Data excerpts
┄┄┄┄┄┄┄┄┄┄┄┄┄┄┄┄┄┄┄┄
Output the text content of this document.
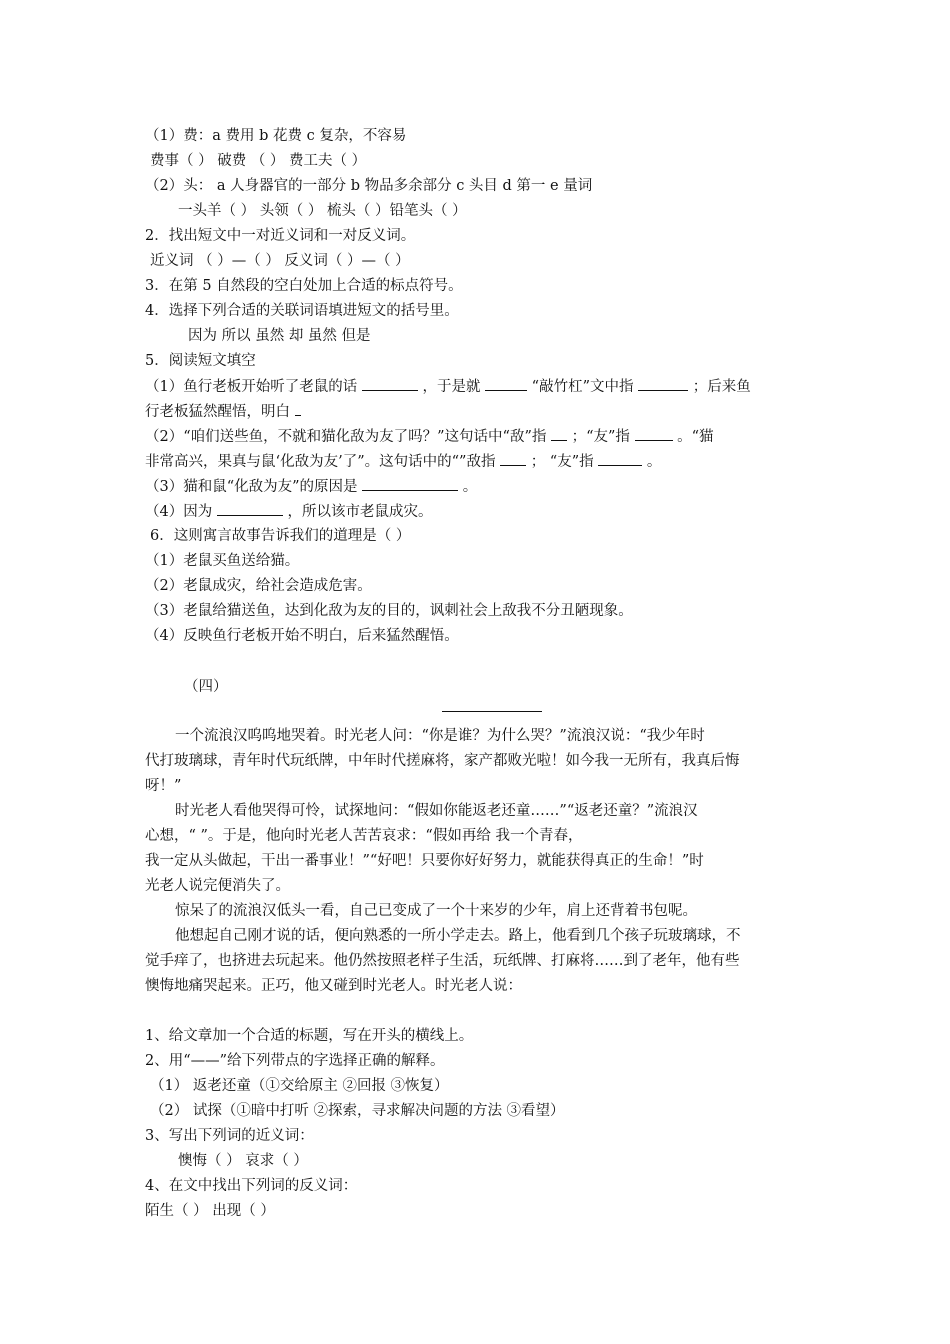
（1）费：a 费用 b 花费 c 复杂，不容易
费事（ ） 破费 （ ） 费工夫（ ）
（2）头： a 人身器官的一部分 b 物品多余部分 c 头目 d 第一 e 量词
一头羊（ ） 头领（ ） 梳头（ ）铅笔头（ ）
2．找出短文中一对近义词和一对反义词。
近义词 （ ）—（ ） 反义词（ ）—（ ）
3．在第 5 自然段的空白处加上合适的标点符号。
4．选择下列合适的关联词语填进短文的括号里。
因为 所以 虽然 却 虽然 但是
5．阅读短文填空
（1）鱼行老板开始听了老鼠的话	，于是就	“敲竹杠”文中指	；后来鱼
行老板猛然醒悟，明白
（2）“咱们送些鱼，不就和猫化敌为友了吗？”这句话中“敌”指 ；“友”指	。“猫
非常高兴，果真与鼠‘化敌为友’了”。这句话中的“”敌指 ； “友”指	。
（3）猫和鼠“化敌为友”的原因是	。
（4）因为	，所以该市老鼠成灾。
6．这则寓言故事告诉我们的道理是（ ）
（1）老鼠买鱼送给猫。
（2）老鼠成灾，给社会造成危害。
（3）老鼠给猫送鱼，达到化敌为友的目的，讽刺社会上敌我不分丑陋现象。
（4）反映鱼行老板开始不明白，后来猛然醒悟。
（四）
一个流浪汉呜呜地哭着。时光老人问：“你是谁？为什么哭？”流浪汉说：“我少年时
代打玻璃球，青年时代玩纸牌，中年时代搓麻将，家产都败光啦！如今我一无所有，我真后悔
呀！”
时光老人看他哭得可怜，试探地问：“假如你能返老还童……”“返老还童？”流浪汉
心想，“ ”。于是，他向时光老人苦苦哀求：“假如再给 我一个青春，
我一定从头做起，干出一番事业！”“好吧！只要你好好努力，就能获得真正的生命！”时
光老人说完便消失了。
惊呆了的流浪汉低头一看，自己已变成了一个十来岁的少年，肩上还背着书包呢。
他想起自己刚才说的话，便向熟悉的一所小学走去。路上，他看到几个孩子玩玻璃球，不
觉手痒了，也挤进去玩起来。他仍然按照老样子生活，玩纸牌、打麻将……到了老年，他有些
懊悔地痛哭起来。正巧，他又碰到时光老人。时光老人说：
1、给文章加一个合适的标题，写在开头的横线上。
2、用“——”给下列带点的字选择正确的解释。
（1） 返老还童（①交给原主 ②回报 ③恢复）
（2） 试探（①暗中打听 ②探索，寻求解决问题的方法 ③看望）
3、写出下列词的近义词：
懊悔（ ） 哀求（ ）
4、在文中找出下列词的反义词：
陌生（ ） 出现（ ）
┄┄┄┄┄┄┄┄┄┄┄┄┄┄┄┄┄┄┄┄
SET EXERCISE. Sift the material for lines with the string "返老还童". Copy each one found.

FINISHED TASK.
时光老人看他哭得可怜，试探地问：“假如你能返老还童……”“返老还童？”流浪汉
（1） 返老还童（①交给原主 ②回报 ③恢复）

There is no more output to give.